* _What you need to do_
Transcribe every entry word for word, but skip the images.

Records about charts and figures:

____________

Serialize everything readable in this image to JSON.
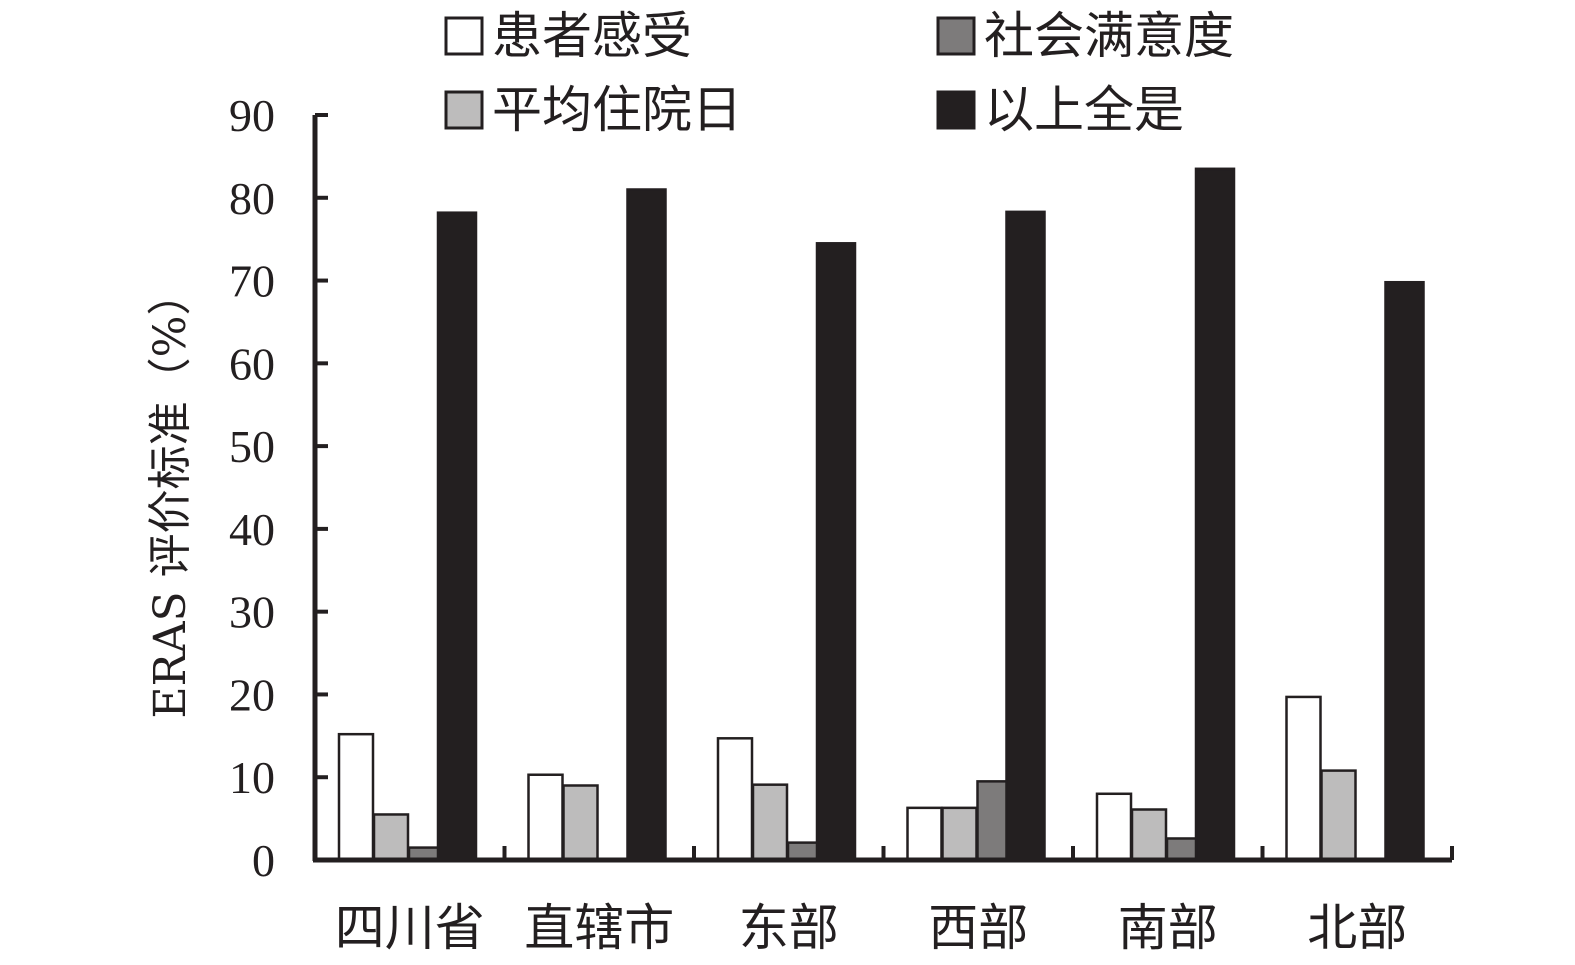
{
  "chart_data": {
    "type": "bar",
    "title": "",
    "xlabel": "",
    "ylabel": "ERAS 评价标准（%）",
    "ylim": [
      0,
      90
    ],
    "yticks": [
      0,
      10,
      20,
      30,
      40,
      50,
      60,
      70,
      80,
      90
    ],
    "grid": false,
    "legend_position": "top",
    "categories": [
      "四川省",
      "直辖市",
      "东部",
      "西部",
      "南部",
      "北部"
    ],
    "series": [
      {
        "name": "患者感受",
        "color": "#ffffff",
        "values": [
          15.2,
          10.3,
          14.7,
          6.3,
          8.0,
          19.7
        ]
      },
      {
        "name": "平均住院日",
        "color": "#bdbcbc",
        "values": [
          5.5,
          9.0,
          9.1,
          6.3,
          6.1,
          10.8
        ]
      },
      {
        "name": "社会满意度",
        "color": "#7d7b7b",
        "values": [
          1.5,
          0,
          2.1,
          9.5,
          2.6,
          0
        ]
      },
      {
        "name": "以上全是",
        "color": "#231f20",
        "values": [
          78.2,
          81.0,
          74.5,
          78.3,
          83.5,
          69.8
        ]
      }
    ]
  }
}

____________

* _Answer to this exercise_
Serialize everything readable in this image to JSON.
{
  "chart_data": {
    "type": "bar",
    "title": "",
    "xlabel": "",
    "ylabel": "ERAS 评价标准（%）",
    "ylim": [
      0,
      90
    ],
    "yticks": [
      0,
      10,
      20,
      30,
      40,
      50,
      60,
      70,
      80,
      90
    ],
    "grid": false,
    "legend_position": "top",
    "categories": [
      "四川省",
      "直辖市",
      "东部",
      "西部",
      "南部",
      "北部"
    ],
    "series": [
      {
        "name": "患者感受",
        "color": "#ffffff",
        "values": [
          15.2,
          10.3,
          14.7,
          6.3,
          8.0,
          19.7
        ]
      },
      {
        "name": "平均住院日",
        "color": "#bdbcbc",
        "values": [
          5.5,
          9.0,
          9.1,
          6.3,
          6.1,
          10.8
        ]
      },
      {
        "name": "社会满意度",
        "color": "#7d7b7b",
        "values": [
          1.5,
          0,
          2.1,
          9.5,
          2.6,
          0
        ]
      },
      {
        "name": "以上全是",
        "color": "#231f20",
        "values": [
          78.2,
          81.0,
          74.5,
          78.3,
          83.5,
          69.8
        ]
      }
    ]
  }
}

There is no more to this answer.